==== Records shown

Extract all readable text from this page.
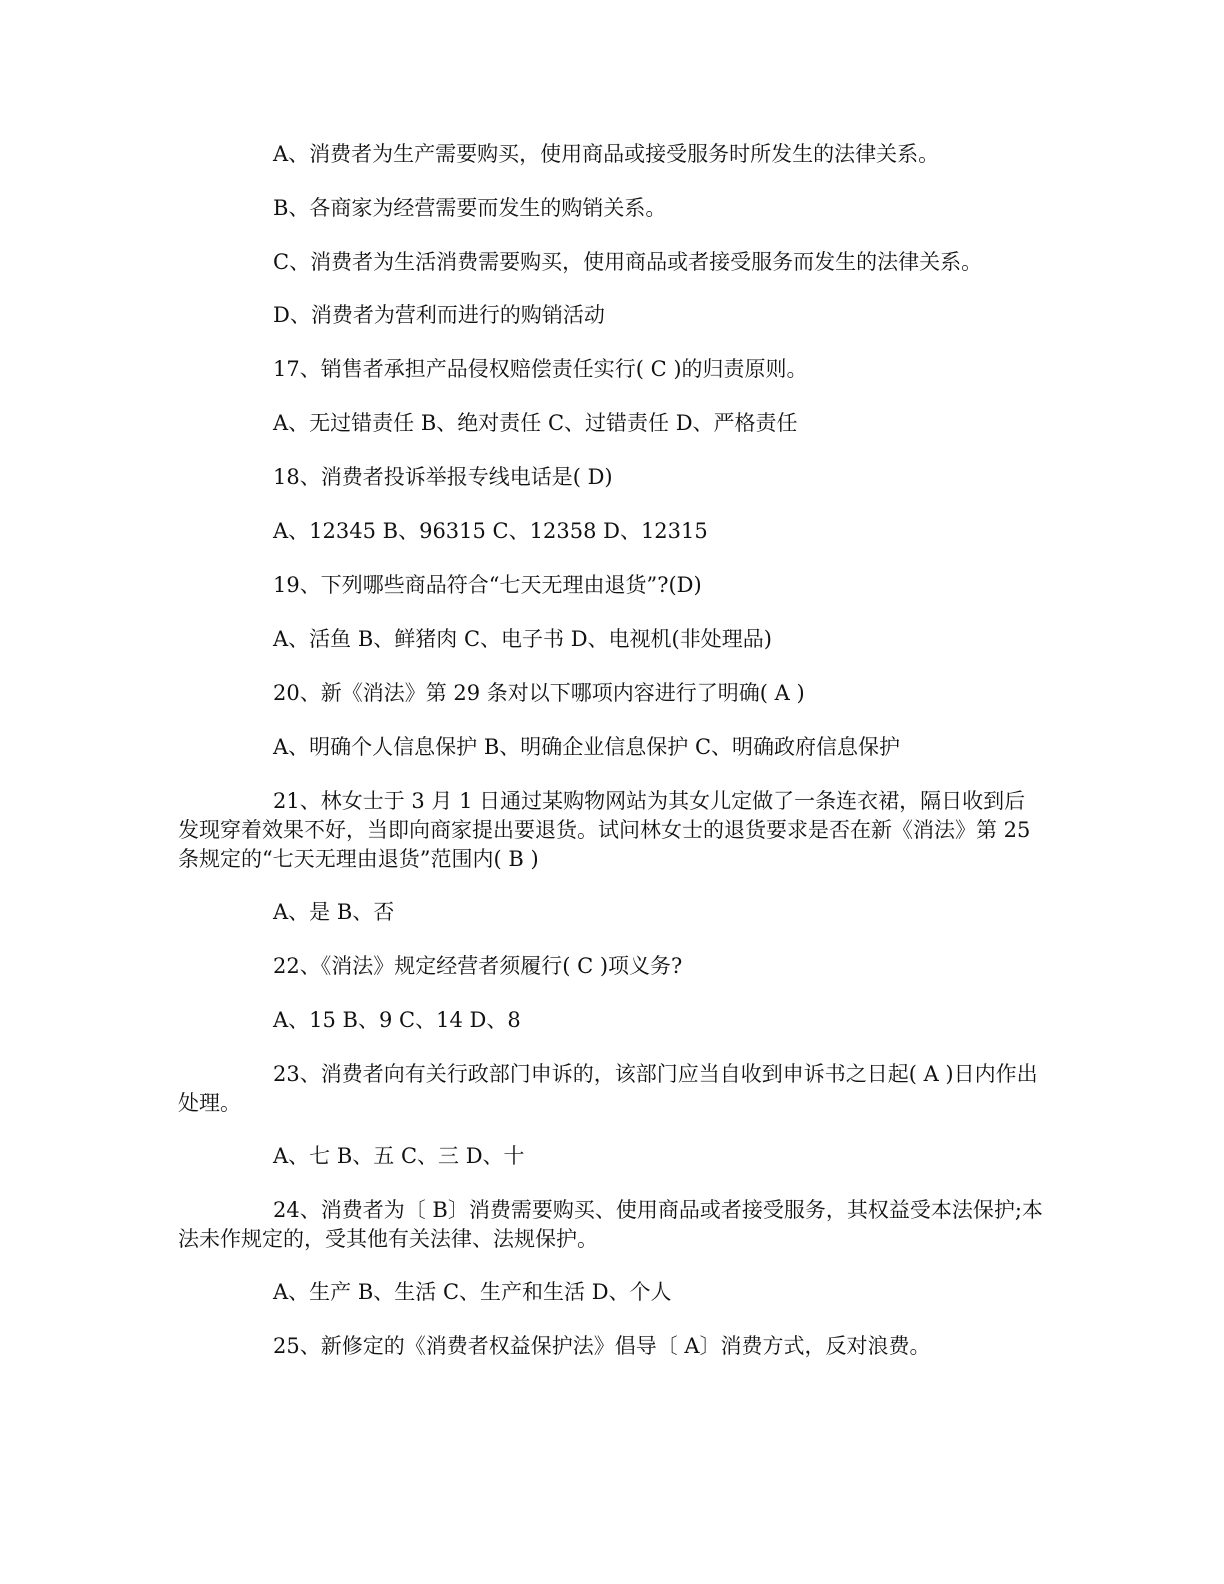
A、消费者为生产需要购买，使用商品或接受服务时所发生的法律关系。

B、各商家为经营需要而发生的购销关系。

C、消费者为生活消费需要购买，使用商品或者接受服务而发生的法律关系。

D、消费者为营利而进行的购销活动

17、销售者承担产品侵权赔偿责任实行( C )的归责原则。

A、无过错责任 B、绝对责任 C、过错责任 D、严格责任

18、消费者投诉举报专线电话是( D)

A、12345 B、96315 C、12358 D、12315

19、下列哪些商品符合“七天无理由退货”?(D)

A、活鱼 B、鲜猪肉 C、电子书 D、电视机(非处理品)

20、新《消法》第 29 条对以下哪项内容进行了明确( A )

A、明确个人信息保护 B、明确企业信息保护 C、明确政府信息保护

21、林女士于 3 月 1 日通过某购物网站为其女儿定做了一条连衣裙，隔日收到后发现穿着效果不好，当即向商家提出要退货。试问林女士的退货要求是否在新《消法》第 25 条规定的“七天无理由退货”范围内( B )

A、是 B、否

22、《消法》规定经营者须履行( C )项义务?

A、15 B、9 C、14 D、8

23、消费者向有关行政部门申诉的，该部门应当自收到申诉书之日起( A )日内作出处理。

A、七 B、五 C、三 D、十

24、消费者为〔 B〕消费需要购买、使用商品或者接受服务，其权益受本法保护;本法未作规定的，受其他有关法律、法规保护。

A、生产 B、生活 C、生产和生活 D、个人

25、新修定的《消费者权益保护法》倡导〔 A〕消费方式，反对浪费。
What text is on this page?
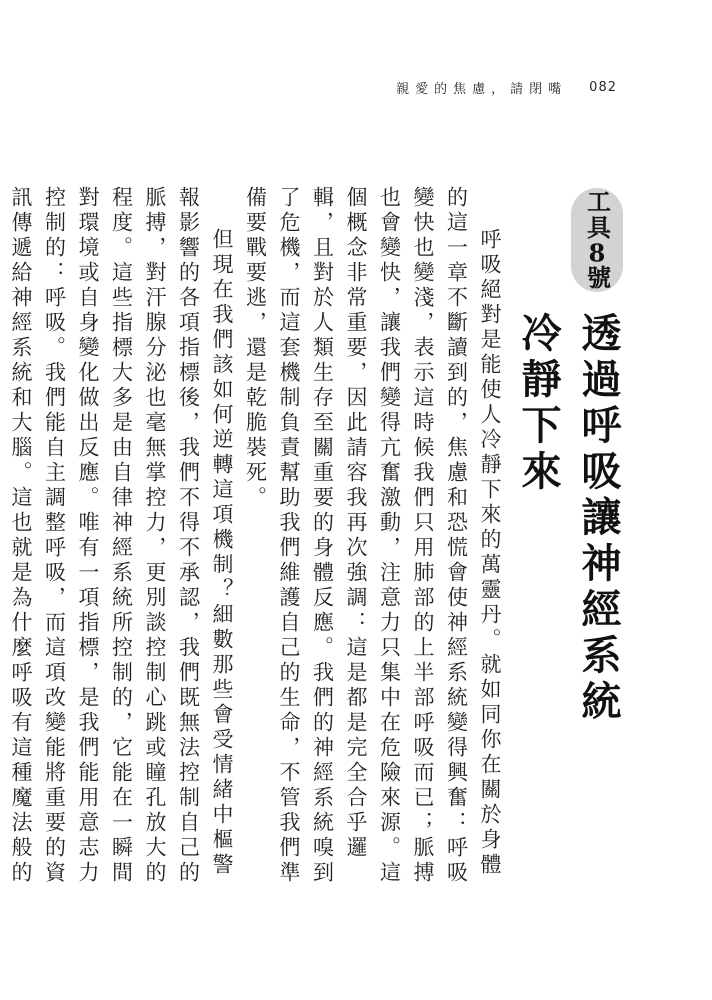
親愛的焦慮，請閉嘴 082
工具
8
號
透過呼吸讓神經系統冷靜下來

呼吸絕對是能使人冷靜下來的萬靈丹。就如同你在關於身體的這一章不斷讀到的，焦慮和恐慌會使神經系統變得興奮：呼吸變快也變淺，表示這時候我們只用肺部的上半部呼吸而已；脈搏也會變快，讓我們變得亢奮激動，注意力只集中在危險來源。這個概念非常重要，因此請容我再次強調：這是都是完全合乎邏輯，且對於人類生存至關重要的身體反應。我們的神經系統嗅到了危機，而這套機制負責幫助我們維護自己的生命，不管我們準備要戰要逃，還是乾脆裝死。

但現在我們該如何逆轉這項機制？細數那些會受情緒中樞警報影響的各項指標後，我們不得不承認，我們既無法控制自己的脈搏，對汗腺分泌也毫無掌控力，更別談控制心跳或瞳孔放大的程度。這些指標大多是由自律神經系統所控制的，它能在一瞬間對環境或自身變化做出反應。唯有一項指標，是我們能用意志力控制的：呼吸。我們能自主調整呼吸，而這項改變能將重要的資訊傳遞給神經系統和大腦。這也就是為什麼呼吸有這種魔法般的
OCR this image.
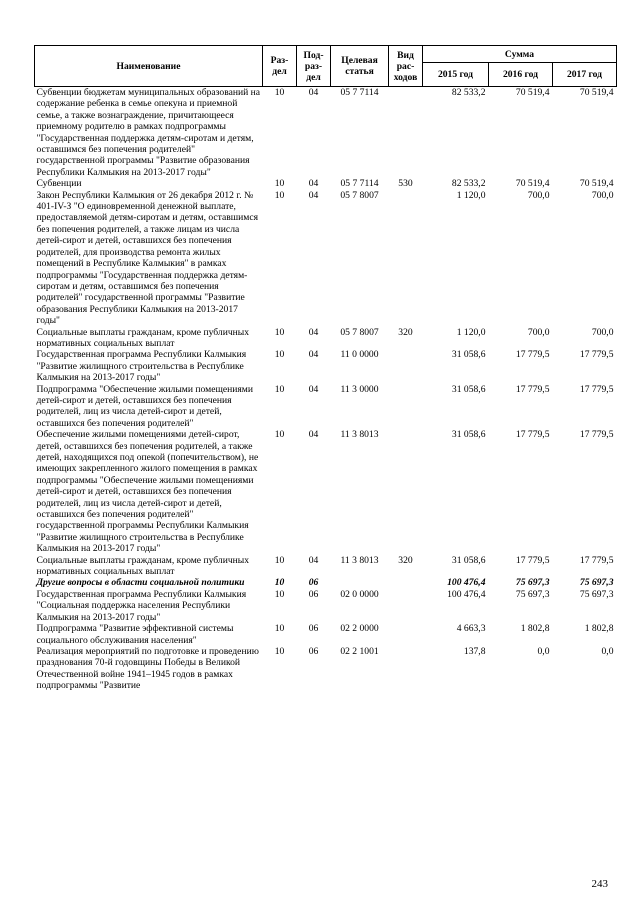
Наименование	Раз-дел	Под-раз-дел	Целевая статья	Вид рас-ходов	Сумма		
					2015 год	2016 год	2017 год
Субвенции бюджетам муниципальных образований на содержание ребенка в семье опекуна и приемной семье, а также вознаграждение, причитающееся приемному родителю в рамках подпрограммы "Государственная поддержка детям-сиротам и детям, оставшимся без попечения родителей" государственной программы "Развитие образования Республики Калмыкия на 2013-2017 годы"	10	04	05 7 7114		82 533,2	70 519,4	70 519,4
Субвенции	10	04	05 7 7114	530	82 533,2	70 519,4	70 519,4
Закон Республики Калмыкия от 26 декабря 2012 г. № 401-IV-З "О единовременной денежной выплате, предоставляемой детям-сиротам и детям, оставшимся без попечения родителей, а также лицам из числа детей-сирот и детей, оставшихся без попечения родителей, для производства ремонта жилых помещений в Республике Калмыкия" в рамках подпрограммы "Государственная поддержка детям-сиротам и детям, оставшимся без попечения родителей" государственной программы "Развитие образования Республики Калмыкия на 2013-2017 годы"	10	04	05 7 8007		1 120,0	700,0	700,0
Социальные выплаты гражданам, кроме публичных нормативных социальных выплат	10	04	05 7 8007	320	1 120,0	700,0	700,0
Государственная программа Республики Калмыкия "Развитие жилищного строительства в Республике Калмыкия на 2013-2017 годы"	10	04	11 0 0000		31 058,6	17 779,5	17 779,5
Подпрограмма "Обеспечение жилыми помещениями детей-сирот и детей, оставшихся без попечения родителей, лиц из числа детей-сирот и детей, оставшихся без попечения родителей"	10	04	11 3 0000		31 058,6	17 779,5	17 779,5
Обеспечение жилыми помещениями детей-сирот, детей, оставшихся без попечения родителей, а также детей, находящихся под опекой (попечительством), не имеющих закрепленного жилого помещения в рамках подпрограммы "Обеспечение жилыми помещениями детей-сирот и детей, оставшихся без попечения родителей, лиц из числа детей-сирот и детей, оставшихся без попечения родителей" государственной программы Республики Калмыкия "Развитие жилищного строительства в Республике Калмыкия на 2013-2017 годы"	10	04	11 3 8013		31 058,6	17 779,5	17 779,5
Социальные выплаты гражданам, кроме публичных нормативных социальных выплат	10	04	11 3 8013	320	31 058,6	17 779,5	17 779,5
Другие вопросы в области социальной политики	10	06			100 476,4	75 697,3	75 697,3
Государственная программа Республики Калмыкия "Социальная поддержка населения Республики Калмыкия на 2013-2017 годы"	10	06	02 0 0000		100 476,4	75 697,3	75 697,3
Подпрограмма "Развитие эффективной системы социального обслуживания населения"	10	06	02 2 0000		4 663,3	1 802,8	1 802,8
Реализация мероприятий по подготовке и проведению празднования 70-й годовщины Победы в Великой Отечественной войне 1941–1945 годов в рамках подпрограммы "Развитие	10	06	02 2 1001		137,8	0,0	0,0
243
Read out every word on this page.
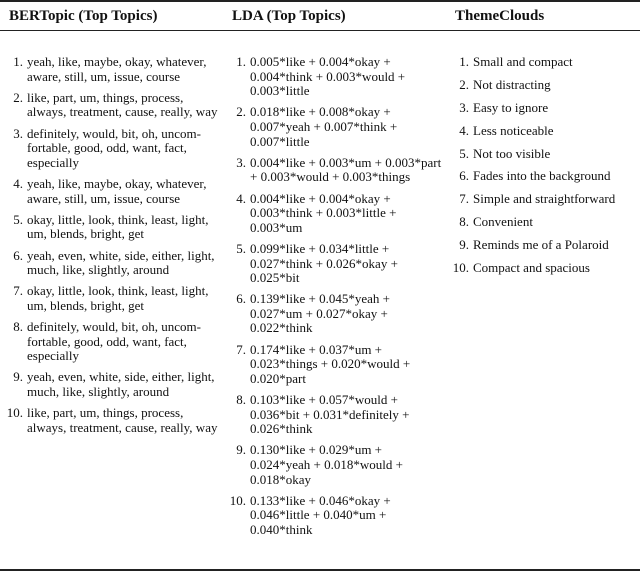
BERTopic (Top Topics)
1. yeah, like, maybe, okay, whatever, aware, still, um, issue, course
2. like, part, um, things, process, always, treatment, cause, really, way
3. definitely, would, bit, oh, uncom-fortable, good, odd, want, fact, especially
4. yeah, like, maybe, okay, whatever, aware, still, um, issue, course
5. okay, little, look, think, least, light, um, blends, bright, get
6. yeah, even, white, side, either, light, much, like, slightly, around
7. okay, little, look, think, least, light, um, blends, bright, get
8. definitely, would, bit, oh, uncom-fortable, good, odd, want, fact, especially
9. yeah, even, white, side, either, light, much, like, slightly, around
10. like, part, um, things, process, always, treatment, cause, really, way
LDA (Top Topics)
1. 0.005*like + 0.004*okay + 0.004*think + 0.003*would + 0.003*little
2. 0.018*like + 0.008*okay + 0.007*yeah + 0.007*think + 0.007*little
3. 0.004*like + 0.003*um + 0.003*part + 0.003*would + 0.003*things
4. 0.004*like + 0.004*okay + 0.003*think + 0.003*little + 0.003*um
5. 0.099*like + 0.034*little + 0.027*think + 0.026*okay + 0.025*bit
6. 0.139*like + 0.045*yeah + 0.027*um + 0.027*okay + 0.022*think
7. 0.174*like + 0.037*um + 0.023*things + 0.020*would + 0.020*part
8. 0.103*like + 0.057*would + 0.036*bit + 0.031*definitely + 0.026*think
9. 0.130*like + 0.029*um + 0.024*yeah + 0.018*would + 0.018*okay
10. 0.133*like + 0.046*okay + 0.046*little + 0.040*um + 0.040*think
ThemeClouds
1. Small and compact
2. Not distracting
3. Easy to ignore
4. Less noticeable
5. Not too visible
6. Fades into the background
7. Simple and straightforward
8. Convenient
9. Reminds me of a Polaroid
10. Compact and spacious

========

Pick out the lines that contain "жилищного" and copy them.

Solution —
Государственная программа Республики Калмыкия "Развитие жилищного строительства в Республике Калмыкия на 2013-2017 годы"	10	04	11 0 0000		31 058,6	17 779,5	17 779,5
Обеспечение жилыми помещениями детей-сирот, детей, оставшихся без попечения родителей, а также детей, находящихся под опекой (попечительством), не имеющих закрепленного жилого помещения в рамках подпрограммы "Обеспечение жилыми помещениями детей-сирот и детей, оставшихся без попечения родителей, лиц из числа детей-сирот и детей, оставшихся без попечения родителей" государственной программы Республики Калмыкия "Развитие жилищного строительства в Республике Калмыкия на 2013-2017 годы"	10	04	11 3 8013		31 058,6	17 779,5	17 779,5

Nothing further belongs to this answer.